* **TASK BRIEF**:
Write out the records below again, swapping each "candle-bear" for "candle-down" and leaving everything else as it is.

-- -- --

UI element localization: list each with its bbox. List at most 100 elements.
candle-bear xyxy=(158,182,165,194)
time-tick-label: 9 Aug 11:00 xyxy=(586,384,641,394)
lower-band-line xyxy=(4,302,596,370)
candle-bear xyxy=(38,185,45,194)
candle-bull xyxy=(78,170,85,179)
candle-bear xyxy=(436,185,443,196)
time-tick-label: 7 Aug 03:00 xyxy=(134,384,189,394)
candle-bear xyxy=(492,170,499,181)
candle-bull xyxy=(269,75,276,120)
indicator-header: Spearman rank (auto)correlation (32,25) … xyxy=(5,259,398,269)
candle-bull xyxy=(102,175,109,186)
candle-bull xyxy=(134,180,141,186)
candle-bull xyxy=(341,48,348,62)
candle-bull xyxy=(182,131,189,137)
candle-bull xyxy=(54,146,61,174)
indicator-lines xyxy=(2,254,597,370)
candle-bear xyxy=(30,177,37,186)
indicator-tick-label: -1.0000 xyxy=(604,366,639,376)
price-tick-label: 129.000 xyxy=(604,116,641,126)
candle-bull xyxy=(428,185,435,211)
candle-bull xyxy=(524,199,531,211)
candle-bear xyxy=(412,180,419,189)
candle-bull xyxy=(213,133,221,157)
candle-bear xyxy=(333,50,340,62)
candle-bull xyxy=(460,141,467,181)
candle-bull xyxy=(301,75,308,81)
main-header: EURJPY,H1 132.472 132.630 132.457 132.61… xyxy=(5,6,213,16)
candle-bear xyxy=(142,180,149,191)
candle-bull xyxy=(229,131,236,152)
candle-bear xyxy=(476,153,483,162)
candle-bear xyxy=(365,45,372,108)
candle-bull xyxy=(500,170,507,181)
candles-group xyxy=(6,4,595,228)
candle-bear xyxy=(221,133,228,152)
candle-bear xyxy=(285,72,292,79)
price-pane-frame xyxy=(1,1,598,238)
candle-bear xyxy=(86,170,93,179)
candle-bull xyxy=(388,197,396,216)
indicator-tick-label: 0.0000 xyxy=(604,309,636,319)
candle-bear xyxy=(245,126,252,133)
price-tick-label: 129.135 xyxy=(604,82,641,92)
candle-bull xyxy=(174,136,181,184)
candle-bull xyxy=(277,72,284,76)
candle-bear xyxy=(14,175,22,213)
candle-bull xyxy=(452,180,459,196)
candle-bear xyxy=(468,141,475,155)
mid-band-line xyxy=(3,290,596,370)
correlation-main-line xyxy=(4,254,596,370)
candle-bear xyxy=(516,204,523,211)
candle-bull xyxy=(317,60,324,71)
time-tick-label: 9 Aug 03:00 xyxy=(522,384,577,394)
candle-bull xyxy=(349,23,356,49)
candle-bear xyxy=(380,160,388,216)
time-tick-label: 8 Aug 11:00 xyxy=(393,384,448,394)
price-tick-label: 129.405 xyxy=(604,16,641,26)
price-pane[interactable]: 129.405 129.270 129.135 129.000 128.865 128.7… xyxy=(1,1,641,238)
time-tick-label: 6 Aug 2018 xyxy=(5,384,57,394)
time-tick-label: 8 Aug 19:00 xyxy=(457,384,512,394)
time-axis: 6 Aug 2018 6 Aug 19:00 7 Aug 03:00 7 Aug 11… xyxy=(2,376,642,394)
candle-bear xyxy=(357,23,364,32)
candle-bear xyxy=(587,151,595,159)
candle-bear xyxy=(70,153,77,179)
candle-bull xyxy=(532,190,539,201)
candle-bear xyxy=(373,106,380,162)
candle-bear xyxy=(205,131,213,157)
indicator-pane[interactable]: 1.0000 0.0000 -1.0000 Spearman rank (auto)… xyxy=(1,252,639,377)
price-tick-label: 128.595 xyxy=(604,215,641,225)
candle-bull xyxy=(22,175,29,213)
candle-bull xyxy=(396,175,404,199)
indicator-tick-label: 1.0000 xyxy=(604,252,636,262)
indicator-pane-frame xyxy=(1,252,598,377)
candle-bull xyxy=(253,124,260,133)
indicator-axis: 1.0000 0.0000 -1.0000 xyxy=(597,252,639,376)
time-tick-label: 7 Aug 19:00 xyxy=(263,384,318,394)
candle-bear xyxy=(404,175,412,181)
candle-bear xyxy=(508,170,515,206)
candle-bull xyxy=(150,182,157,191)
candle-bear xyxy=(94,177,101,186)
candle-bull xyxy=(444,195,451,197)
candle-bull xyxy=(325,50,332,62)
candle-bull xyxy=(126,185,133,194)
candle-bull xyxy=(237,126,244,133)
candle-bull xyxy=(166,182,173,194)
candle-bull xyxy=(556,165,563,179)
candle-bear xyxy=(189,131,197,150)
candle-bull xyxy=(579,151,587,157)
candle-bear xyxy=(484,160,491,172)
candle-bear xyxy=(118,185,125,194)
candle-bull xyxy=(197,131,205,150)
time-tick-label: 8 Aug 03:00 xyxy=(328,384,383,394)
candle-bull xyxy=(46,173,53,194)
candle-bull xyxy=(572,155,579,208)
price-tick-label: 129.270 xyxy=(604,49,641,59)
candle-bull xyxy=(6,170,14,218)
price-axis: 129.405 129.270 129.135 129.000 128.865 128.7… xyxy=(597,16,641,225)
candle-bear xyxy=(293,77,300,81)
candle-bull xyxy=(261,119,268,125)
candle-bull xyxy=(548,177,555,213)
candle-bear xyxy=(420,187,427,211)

-- -- --

* **TASK ANSWER**:
UI element localization: list each with its bbox. List at most 100 elements.
candle-down xyxy=(158,182,165,194)
time-tick-label: 9 Aug 11:00 xyxy=(586,384,641,394)
lower-band-line xyxy=(4,302,596,370)
candle-down xyxy=(38,185,45,194)
candle-bull xyxy=(78,170,85,179)
candle-down xyxy=(436,185,443,196)
time-tick-label: 7 Aug 03:00 xyxy=(134,384,189,394)
candle-down xyxy=(492,170,499,181)
candle-bull xyxy=(269,75,276,120)
indicator-header: Spearman rank (auto)correlation (32,25) … xyxy=(5,259,398,269)
candle-bull xyxy=(102,175,109,186)
candle-bull xyxy=(134,180,141,186)
candle-bull xyxy=(341,48,348,62)
candle-bull xyxy=(182,131,189,137)
candle-bull xyxy=(54,146,61,174)
indicator-lines xyxy=(2,254,597,370)
candle-down xyxy=(30,177,37,186)
indicator-tick-label: -1.0000 xyxy=(604,366,639,376)
price-tick-label: 129.000 xyxy=(604,116,641,126)
candle-bull xyxy=(428,185,435,211)
candle-bull xyxy=(524,199,531,211)
candle-down xyxy=(412,180,419,189)
candle-bull xyxy=(213,133,221,157)
candle-down xyxy=(333,50,340,62)
candle-bull xyxy=(460,141,467,181)
candle-bull xyxy=(301,75,308,81)
main-header: EURJPY,H1 132.472 132.630 132.457 132.61… xyxy=(5,6,213,16)
candle-down xyxy=(142,180,149,191)
candle-bull xyxy=(229,131,236,152)
candle-down xyxy=(476,153,483,162)
candle-down xyxy=(365,45,372,108)
candle-bull xyxy=(500,170,507,181)
candles-group xyxy=(6,4,595,228)
candle-down xyxy=(221,133,228,152)
candle-down xyxy=(285,72,292,79)
price-pane-frame xyxy=(1,1,598,238)
candle-down xyxy=(86,170,93,179)
candle-bull xyxy=(388,197,396,216)
indicator-tick-label: 0.0000 xyxy=(604,309,636,319)
candle-down xyxy=(245,126,252,133)
price-tick-label: 129.135 xyxy=(604,82,641,92)
candle-bull xyxy=(174,136,181,184)
candle-bull xyxy=(277,72,284,76)
candle-down xyxy=(14,175,22,213)
candle-bull xyxy=(452,180,459,196)
candle-down xyxy=(468,141,475,155)
mid-band-line xyxy=(3,290,596,370)
correlation-main-line xyxy=(4,254,596,370)
candle-down xyxy=(516,204,523,211)
candle-bull xyxy=(317,60,324,71)
time-tick-label: 9 Aug 03:00 xyxy=(522,384,577,394)
candle-bull xyxy=(349,23,356,49)
candle-down xyxy=(380,160,388,216)
time-tick-label: 8 Aug 11:00 xyxy=(393,384,448,394)
price-tick-label: 129.405 xyxy=(604,16,641,26)
price-pane[interactable]: 129.405 129.270 129.135 129.000 128.865 128.7… xyxy=(1,1,641,238)
time-tick-label: 6 Aug 2018 xyxy=(5,384,57,394)
time-tick-label: 8 Aug 19:00 xyxy=(457,384,512,394)
time-axis: 6 Aug 2018 6 Aug 19:00 7 Aug 03:00 7 Aug 11… xyxy=(2,376,642,394)
candle-down xyxy=(357,23,364,32)
candle-down xyxy=(587,151,595,159)
candle-down xyxy=(70,153,77,179)
candle-bull xyxy=(532,190,539,201)
candle-down xyxy=(373,106,380,162)
candle-down xyxy=(205,131,213,157)
indicator-pane[interactable]: 1.0000 0.0000 -1.0000 Spearman rank (auto)… xyxy=(1,252,639,377)
price-tick-label: 128.595 xyxy=(604,215,641,225)
candle-bull xyxy=(22,175,29,213)
candle-bull xyxy=(396,175,404,199)
indicator-tick-label: 1.0000 xyxy=(604,252,636,262)
indicator-pane-frame xyxy=(1,252,598,377)
candle-bull xyxy=(253,124,260,133)
indicator-axis: 1.0000 0.0000 -1.0000 xyxy=(597,252,639,376)
time-tick-label: 7 Aug 19:00 xyxy=(263,384,318,394)
candle-down xyxy=(404,175,412,181)
candle-down xyxy=(508,170,515,206)
candle-bull xyxy=(150,182,157,191)
candle-down xyxy=(94,177,101,186)
candle-bull xyxy=(444,195,451,197)
candle-bull xyxy=(325,50,332,62)
candle-bull xyxy=(126,185,133,194)
candle-bull xyxy=(237,126,244,133)
candle-bull xyxy=(166,182,173,194)
candle-bull xyxy=(556,165,563,179)
candle-down xyxy=(189,131,197,150)
candle-bull xyxy=(579,151,587,157)
candle-down xyxy=(484,160,491,172)
candle-down xyxy=(118,185,125,194)
candle-bull xyxy=(197,131,205,150)
time-tick-label: 8 Aug 03:00 xyxy=(328,384,383,394)
candle-bull xyxy=(46,173,53,194)
candle-bull xyxy=(572,155,579,208)
price-tick-label: 129.270 xyxy=(604,49,641,59)
candle-bull xyxy=(6,170,14,218)
price-axis: 129.405 129.270 129.135 129.000 128.865 128.7… xyxy=(597,16,641,225)
candle-down xyxy=(293,77,300,81)
candle-bull xyxy=(261,119,268,125)
candle-bull xyxy=(548,177,555,213)
candle-down xyxy=(420,187,427,211)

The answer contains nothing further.